* [Available data]

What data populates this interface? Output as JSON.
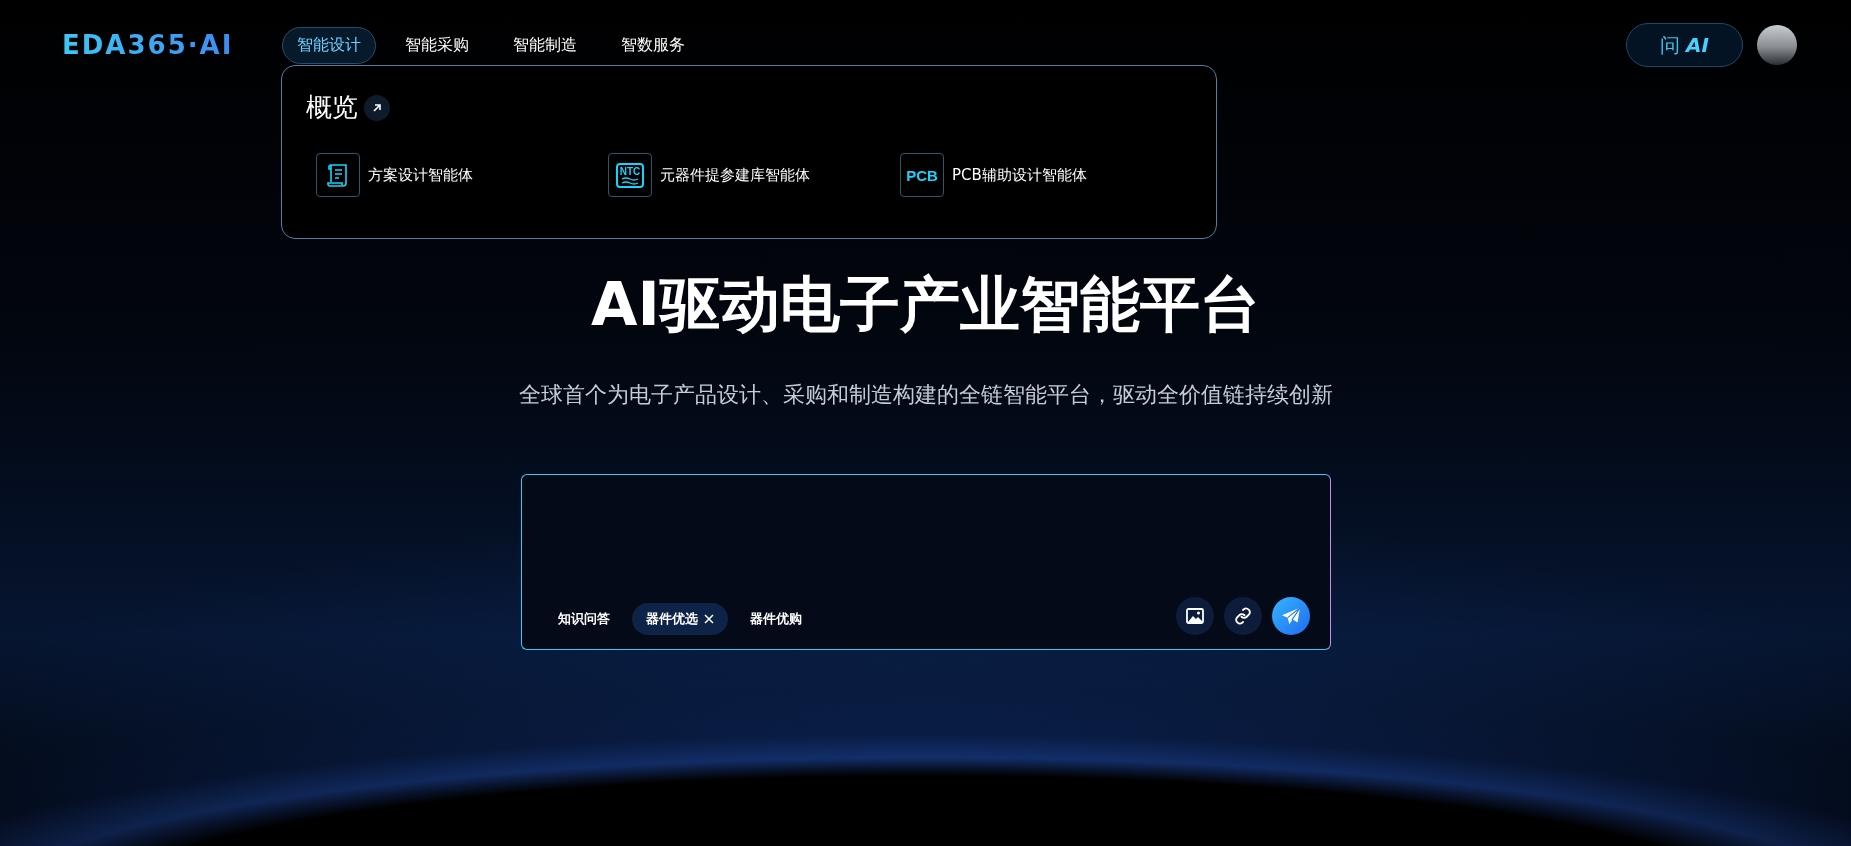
{
  "header": {
    "logo": "EDA365·AI",
    "nav": [
      {
        "label": "智能设计",
        "selected": true
      },
      {
        "label": "智能采购",
        "selected": false
      },
      {
        "label": "智能制造",
        "selected": false
      },
      {
        "label": "智数服务",
        "selected": false
      }
    ],
    "ask_button": {
      "label": "问",
      "badge": "AI"
    }
  },
  "dropdown": {
    "title": "概览",
    "items": [
      {
        "kind": "scroll",
        "label": "方案设计智能体"
      },
      {
        "kind": "badge",
        "icon_text": "NTC",
        "label": "元器件提参建库智能体"
      },
      {
        "kind": "text",
        "icon_text": "PCB",
        "label": "PCB辅助设计智能体"
      }
    ]
  },
  "hero": {
    "title": "AI驱动电子产业智能平台",
    "subtitle": "全球首个为电子产品设计、采购和制造构建的全链智能平台，驱动全价值链持续创新"
  },
  "chat": {
    "modes": [
      {
        "label": "知识问答",
        "selected": false
      },
      {
        "label": "器件优选",
        "selected": true
      },
      {
        "label": "器件优购",
        "selected": false
      }
    ]
  }
}
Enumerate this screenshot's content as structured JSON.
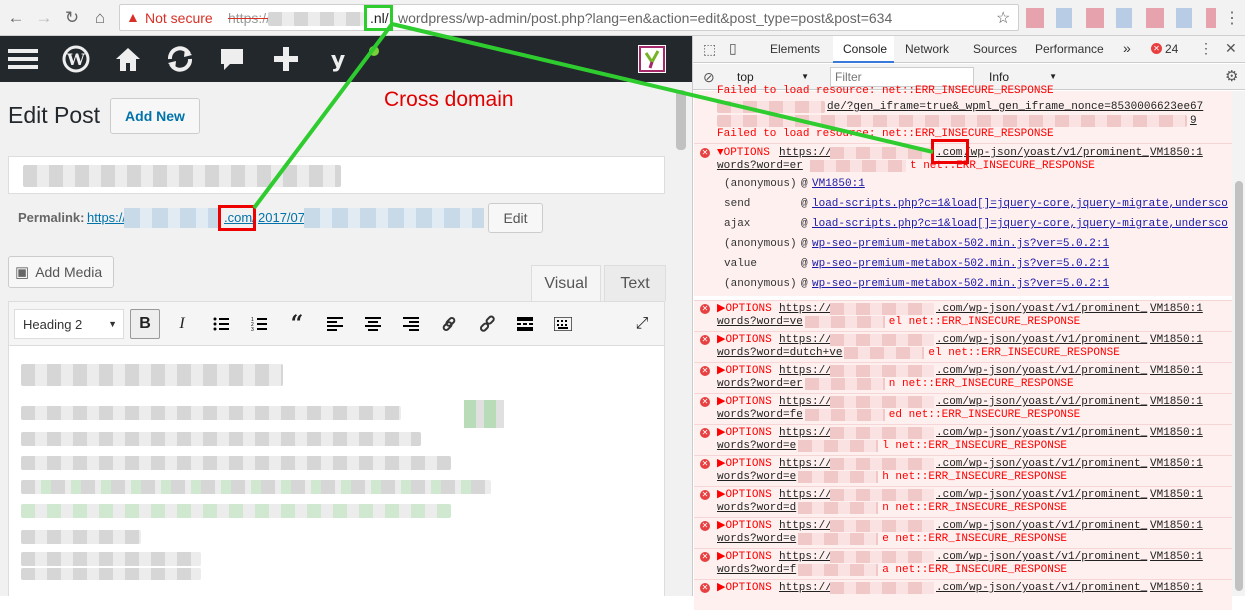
{
  "browser": {
    "security_label": "Not secure",
    "url_scheme": "https://",
    "url_tld": ".nl/",
    "url_path": "wordpress/wp-admin/post.php?lang=en&action=edit&post_type=post&post=634"
  },
  "editor": {
    "heading": "Edit Post",
    "add_new": "Add New",
    "permalink_label": "Permalink:",
    "permalink_scheme": "https://",
    "permalink_domain": ".com/",
    "permalink_date": "2017/07",
    "edit_label": "Edit",
    "add_media": "Add Media",
    "tab_visual": "Visual",
    "tab_text": "Text",
    "format_select": "Heading 2"
  },
  "annotation": {
    "label": "Cross domain",
    "color": "#e00000",
    "line_color": "#2ecc2e"
  },
  "devtools": {
    "tabs": [
      "Elements",
      "Console",
      "Network",
      "Sources",
      "Performance"
    ],
    "more": "»",
    "error_count": "24",
    "context": "top",
    "filter_placeholder": "Filter",
    "level": "Info",
    "top_lines": [
      "Failed to load resource: net::ERR_INSECURE_RESPONSE",
      "de/?gen_iframe=true&_wpml_gen_iframe_nonce=8530006623ee67",
      "9",
      "Failed to load resource: net::ERR_INSECURE_RESPONSE"
    ],
    "expanded": {
      "prefix": "▼OPTIONS",
      "scheme": "https://",
      "domain": ".com",
      "path": "/wp-json/yoast/v1/prominent_",
      "source": "VM1850:1",
      "words": "words?word=er",
      "suffix": "t net::ERR_INSECURE_RESPONSE",
      "stack": [
        {
          "fn": "(anonymous)",
          "src": "VM1850:1"
        },
        {
          "fn": "send",
          "src": "load-scripts.php?c=1&load[]=jquery-core,jquery-migrate,undersco"
        },
        {
          "fn": "ajax",
          "src": "load-scripts.php?c=1&load[]=jquery-core,jquery-migrate,undersco"
        },
        {
          "fn": "(anonymous)",
          "src": "wp-seo-premium-metabox-502.min.js?ver=5.0.2:1"
        },
        {
          "fn": "value",
          "src": "wp-seo-premium-metabox-502.min.js?ver=5.0.2:1"
        },
        {
          "fn": "(anonymous)",
          "src": "wp-seo-premium-metabox-502.min.js?ver=5.0.2:1"
        }
      ]
    },
    "errors": [
      {
        "prefix": "▶OPTIONS",
        "scheme": "https://",
        "path": ".com/wp-json/yoast/v1/prominent_",
        "source": "VM1850:1",
        "words": "words?word=ve",
        "tail": "el net::ERR_INSECURE_RESPONSE"
      },
      {
        "prefix": "▶OPTIONS",
        "scheme": "https://",
        "path": ".com/wp-json/yoast/v1/prominent_",
        "source": "VM1850:1",
        "words": "words?word=dutch+ve",
        "tail": "el net::ERR_INSECURE_RESPONSE"
      },
      {
        "prefix": "▶OPTIONS",
        "scheme": "https://",
        "path": ".com/wp-json/yoast/v1/prominent_",
        "source": "VM1850:1",
        "words": "words?word=er",
        "tail": "n net::ERR_INSECURE_RESPONSE"
      },
      {
        "prefix": "▶OPTIONS",
        "scheme": "https://",
        "path": ".com/wp-json/yoast/v1/prominent_",
        "source": "VM1850:1",
        "words": "words?word=fe",
        "tail": "ed net::ERR_INSECURE_RESPONSE"
      },
      {
        "prefix": "▶OPTIONS",
        "scheme": "https://",
        "path": ".com/wp-json/yoast/v1/prominent_",
        "source": "VM1850:1",
        "words": "words?word=e",
        "tail": "l net::ERR_INSECURE_RESPONSE"
      },
      {
        "prefix": "▶OPTIONS",
        "scheme": "https://",
        "path": ".com/wp-json/yoast/v1/prominent_",
        "source": "VM1850:1",
        "words": "words?word=e",
        "tail": "h net::ERR_INSECURE_RESPONSE"
      },
      {
        "prefix": "▶OPTIONS",
        "scheme": "https://",
        "path": ".com/wp-json/yoast/v1/prominent_",
        "source": "VM1850:1",
        "words": "words?word=d",
        "tail": "n net::ERR_INSECURE_RESPONSE"
      },
      {
        "prefix": "▶OPTIONS",
        "scheme": "https://",
        "path": ".com/wp-json/yoast/v1/prominent_",
        "source": "VM1850:1",
        "words": "words?word=e",
        "tail": "e net::ERR_INSECURE_RESPONSE"
      },
      {
        "prefix": "▶OPTIONS",
        "scheme": "https://",
        "path": ".com/wp-json/yoast/v1/prominent_",
        "source": "VM1850:1",
        "words": "words?word=f",
        "tail": "a net::ERR_INSECURE_RESPONSE"
      },
      {
        "prefix": "▶OPTIONS",
        "scheme": "https://",
        "path": ".com/wp-json/yoast/v1/prominent_",
        "source": "VM1850:1",
        "words": "",
        "tail": ""
      }
    ]
  }
}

* [Problem description] Each record above must be returned exactly as written, with its pictures omitted.

* [Exercise result]
What data populates this interface? Output as JSON.
{
  "header": {
    "logo": "EDA365·AI",
    "nav": [
      {
        "label": "智能设计",
        "selected": true
      },
      {
        "label": "智能采购",
        "selected": false
      },
      {
        "label": "智能制造",
        "selected": false
      },
      {
        "label": "智数服务",
        "selected": false
      }
    ],
    "ask_button": {
      "label": "问",
      "badge": "AI"
    }
  },
  "dropdown": {
    "title": "概览",
    "items": [
      {
        "kind": "scroll",
        "label": "方案设计智能体"
      },
      {
        "kind": "badge",
        "icon_text": "NTC",
        "label": "元器件提参建库智能体"
      },
      {
        "kind": "text",
        "icon_text": "PCB",
        "label": "PCB辅助设计智能体"
      }
    ]
  },
  "hero": {
    "title": "AI驱动电子产业智能平台",
    "subtitle": "全球首个为电子产品设计、采购和制造构建的全链智能平台，驱动全价值链持续创新"
  },
  "chat": {
    "modes": [
      {
        "label": "知识问答",
        "selected": false
      },
      {
        "label": "器件优选",
        "selected": true
      },
      {
        "label": "器件优购",
        "selected": false
      }
    ]
  }
}
Enumerate this screenshot's content as structured JSON.
{
  "browser": {
    "security_label": "Not secure",
    "url_scheme": "https://",
    "url_tld": ".nl/",
    "url_path": "wordpress/wp-admin/post.php?lang=en&action=edit&post_type=post&post=634"
  },
  "editor": {
    "heading": "Edit Post",
    "add_new": "Add New",
    "permalink_label": "Permalink:",
    "permalink_scheme": "https://",
    "permalink_domain": ".com/",
    "permalink_date": "2017/07",
    "edit_label": "Edit",
    "add_media": "Add Media",
    "tab_visual": "Visual",
    "tab_text": "Text",
    "format_select": "Heading 2"
  },
  "annotation": {
    "label": "Cross domain",
    "color": "#e00000",
    "line_color": "#2ecc2e"
  },
  "devtools": {
    "tabs": [
      "Elements",
      "Console",
      "Network",
      "Sources",
      "Performance"
    ],
    "more": "»",
    "error_count": "24",
    "context": "top",
    "filter_placeholder": "Filter",
    "level": "Info",
    "top_lines": [
      "Failed to load resource: net::ERR_INSECURE_RESPONSE",
      "de/?gen_iframe=true&_wpml_gen_iframe_nonce=8530006623ee67",
      "9",
      "Failed to load resource: net::ERR_INSECURE_RESPONSE"
    ],
    "expanded": {
      "prefix": "▼OPTIONS",
      "scheme": "https://",
      "domain": ".com",
      "path": "/wp-json/yoast/v1/prominent_",
      "source": "VM1850:1",
      "words": "words?word=er",
      "suffix": "t net::ERR_INSECURE_RESPONSE",
      "stack": [
        {
          "fn": "(anonymous)",
          "src": "VM1850:1"
        },
        {
          "fn": "send",
          "src": "load-scripts.php?c=1&load[]=jquery-core,jquery-migrate,undersco"
        },
        {
          "fn": "ajax",
          "src": "load-scripts.php?c=1&load[]=jquery-core,jquery-migrate,undersco"
        },
        {
          "fn": "(anonymous)",
          "src": "wp-seo-premium-metabox-502.min.js?ver=5.0.2:1"
        },
        {
          "fn": "value",
          "src": "wp-seo-premium-metabox-502.min.js?ver=5.0.2:1"
        },
        {
          "fn": "(anonymous)",
          "src": "wp-seo-premium-metabox-502.min.js?ver=5.0.2:1"
        }
      ]
    },
    "errors": [
      {
        "prefix": "▶OPTIONS",
        "scheme": "https://",
        "path": ".com/wp-json/yoast/v1/prominent_",
        "source": "VM1850:1",
        "words": "words?word=ve",
        "tail": "el net::ERR_INSECURE_RESPONSE"
      },
      {
        "prefix": "▶OPTIONS",
        "scheme": "https://",
        "path": ".com/wp-json/yoast/v1/prominent_",
        "source": "VM1850:1",
        "words": "words?word=dutch+ve",
        "tail": "el net::ERR_INSECURE_RESPONSE"
      },
      {
        "prefix": "▶OPTIONS",
        "scheme": "https://",
        "path": ".com/wp-json/yoast/v1/prominent_",
        "source": "VM1850:1",
        "words": "words?word=er",
        "tail": "n net::ERR_INSECURE_RESPONSE"
      },
      {
        "prefix": "▶OPTIONS",
        "scheme": "https://",
        "path": ".com/wp-json/yoast/v1/prominent_",
        "source": "VM1850:1",
        "words": "words?word=fe",
        "tail": "ed net::ERR_INSECURE_RESPONSE"
      },
      {
        "prefix": "▶OPTIONS",
        "scheme": "https://",
        "path": ".com/wp-json/yoast/v1/prominent_",
        "source": "VM1850:1",
        "words": "words?word=e",
        "tail": "l net::ERR_INSECURE_RESPONSE"
      },
      {
        "prefix": "▶OPTIONS",
        "scheme": "https://",
        "path": ".com/wp-json/yoast/v1/prominent_",
        "source": "VM1850:1",
        "words": "words?word=e",
        "tail": "h net::ERR_INSECURE_RESPONSE"
      },
      {
        "prefix": "▶OPTIONS",
        "scheme": "https://",
        "path": ".com/wp-json/yoast/v1/prominent_",
        "source": "VM1850:1",
        "words": "words?word=d",
        "tail": "n net::ERR_INSECURE_RESPONSE"
      },
      {
        "prefix": "▶OPTIONS",
        "scheme": "https://",
        "path": ".com/wp-json/yoast/v1/prominent_",
        "source": "VM1850:1",
        "words": "words?word=e",
        "tail": "e net::ERR_INSECURE_RESPONSE"
      },
      {
        "prefix": "▶OPTIONS",
        "scheme": "https://",
        "path": ".com/wp-json/yoast/v1/prominent_",
        "source": "VM1850:1",
        "words": "words?word=f",
        "tail": "a net::ERR_INSECURE_RESPONSE"
      },
      {
        "prefix": "▶OPTIONS",
        "scheme": "https://",
        "path": ".com/wp-json/yoast/v1/prominent_",
        "source": "VM1850:1",
        "words": "",
        "tail": ""
      }
    ]
  }
}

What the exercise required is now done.